• What the exercise asks
In the entries below, identify every line with the string "natürlichen" and copy it.

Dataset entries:
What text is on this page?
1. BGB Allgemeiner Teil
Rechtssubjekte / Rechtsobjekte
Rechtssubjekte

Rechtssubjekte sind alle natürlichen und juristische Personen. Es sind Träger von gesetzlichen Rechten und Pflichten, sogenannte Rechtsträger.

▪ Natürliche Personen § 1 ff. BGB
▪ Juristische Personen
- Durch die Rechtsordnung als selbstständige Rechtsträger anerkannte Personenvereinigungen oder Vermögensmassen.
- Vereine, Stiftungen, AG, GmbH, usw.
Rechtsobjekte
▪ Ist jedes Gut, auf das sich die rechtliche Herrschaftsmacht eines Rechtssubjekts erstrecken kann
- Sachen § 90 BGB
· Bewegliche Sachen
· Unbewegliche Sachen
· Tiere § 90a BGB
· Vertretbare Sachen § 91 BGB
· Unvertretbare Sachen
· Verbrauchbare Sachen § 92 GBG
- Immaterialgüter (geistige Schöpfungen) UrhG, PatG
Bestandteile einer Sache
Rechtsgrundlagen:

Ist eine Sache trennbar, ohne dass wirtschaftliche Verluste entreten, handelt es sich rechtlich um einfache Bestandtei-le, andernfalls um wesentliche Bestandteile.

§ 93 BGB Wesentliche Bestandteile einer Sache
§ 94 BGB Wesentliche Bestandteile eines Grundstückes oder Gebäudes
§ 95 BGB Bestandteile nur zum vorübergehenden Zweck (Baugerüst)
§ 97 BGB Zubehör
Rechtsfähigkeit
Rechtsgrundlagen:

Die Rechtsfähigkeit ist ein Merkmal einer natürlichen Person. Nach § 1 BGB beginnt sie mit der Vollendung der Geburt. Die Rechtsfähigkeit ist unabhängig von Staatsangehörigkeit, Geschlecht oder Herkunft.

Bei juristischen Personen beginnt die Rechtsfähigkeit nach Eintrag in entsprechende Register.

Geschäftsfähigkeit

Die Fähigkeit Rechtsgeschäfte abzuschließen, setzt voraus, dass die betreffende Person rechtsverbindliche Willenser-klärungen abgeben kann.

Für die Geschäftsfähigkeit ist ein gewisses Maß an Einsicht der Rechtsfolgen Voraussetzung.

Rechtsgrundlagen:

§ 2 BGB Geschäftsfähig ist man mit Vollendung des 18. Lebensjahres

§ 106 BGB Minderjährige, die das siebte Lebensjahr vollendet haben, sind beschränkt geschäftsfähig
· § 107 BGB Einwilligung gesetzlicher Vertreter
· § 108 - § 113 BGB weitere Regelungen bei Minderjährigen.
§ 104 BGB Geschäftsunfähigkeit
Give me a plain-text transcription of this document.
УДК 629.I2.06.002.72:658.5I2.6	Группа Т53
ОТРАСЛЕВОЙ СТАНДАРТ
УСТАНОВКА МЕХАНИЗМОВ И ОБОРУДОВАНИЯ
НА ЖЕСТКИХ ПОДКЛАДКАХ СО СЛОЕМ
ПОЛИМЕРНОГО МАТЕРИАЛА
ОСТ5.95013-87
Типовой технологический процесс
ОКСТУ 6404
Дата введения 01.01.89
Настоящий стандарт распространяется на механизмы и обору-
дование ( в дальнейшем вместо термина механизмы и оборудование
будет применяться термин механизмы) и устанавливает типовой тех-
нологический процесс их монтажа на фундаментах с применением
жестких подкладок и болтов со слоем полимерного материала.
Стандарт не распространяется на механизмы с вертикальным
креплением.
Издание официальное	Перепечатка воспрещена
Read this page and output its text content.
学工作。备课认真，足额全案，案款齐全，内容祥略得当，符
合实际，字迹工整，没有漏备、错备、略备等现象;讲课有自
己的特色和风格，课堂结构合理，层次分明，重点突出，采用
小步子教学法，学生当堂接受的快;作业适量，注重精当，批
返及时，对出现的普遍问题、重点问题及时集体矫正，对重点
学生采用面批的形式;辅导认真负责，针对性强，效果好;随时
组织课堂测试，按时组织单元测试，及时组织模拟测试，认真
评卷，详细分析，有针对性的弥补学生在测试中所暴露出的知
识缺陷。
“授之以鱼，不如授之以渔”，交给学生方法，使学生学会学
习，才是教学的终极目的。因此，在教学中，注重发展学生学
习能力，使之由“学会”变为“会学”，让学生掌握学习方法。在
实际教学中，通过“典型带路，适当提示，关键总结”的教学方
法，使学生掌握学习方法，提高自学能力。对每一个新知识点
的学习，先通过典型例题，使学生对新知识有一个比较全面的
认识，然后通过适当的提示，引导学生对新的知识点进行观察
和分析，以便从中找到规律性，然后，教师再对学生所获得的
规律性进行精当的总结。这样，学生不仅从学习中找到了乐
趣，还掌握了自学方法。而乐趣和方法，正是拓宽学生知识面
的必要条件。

• Answer
Rechtssubjekte sind alle natürlichen und juristische Personen. Es sind Träger von gesetzlichen Rechten und Pflichten, sogenannte Rechtsträger.
Die Rechtsfähigkeit ist ein Merkmal einer natürlichen Person. Nach § 1 BGB beginnt sie mit der Vollendung der Geburt. Die Rechtsfähigkeit ist unabhängig von Staatsangehörigkeit, Geschlecht oder Herkunft.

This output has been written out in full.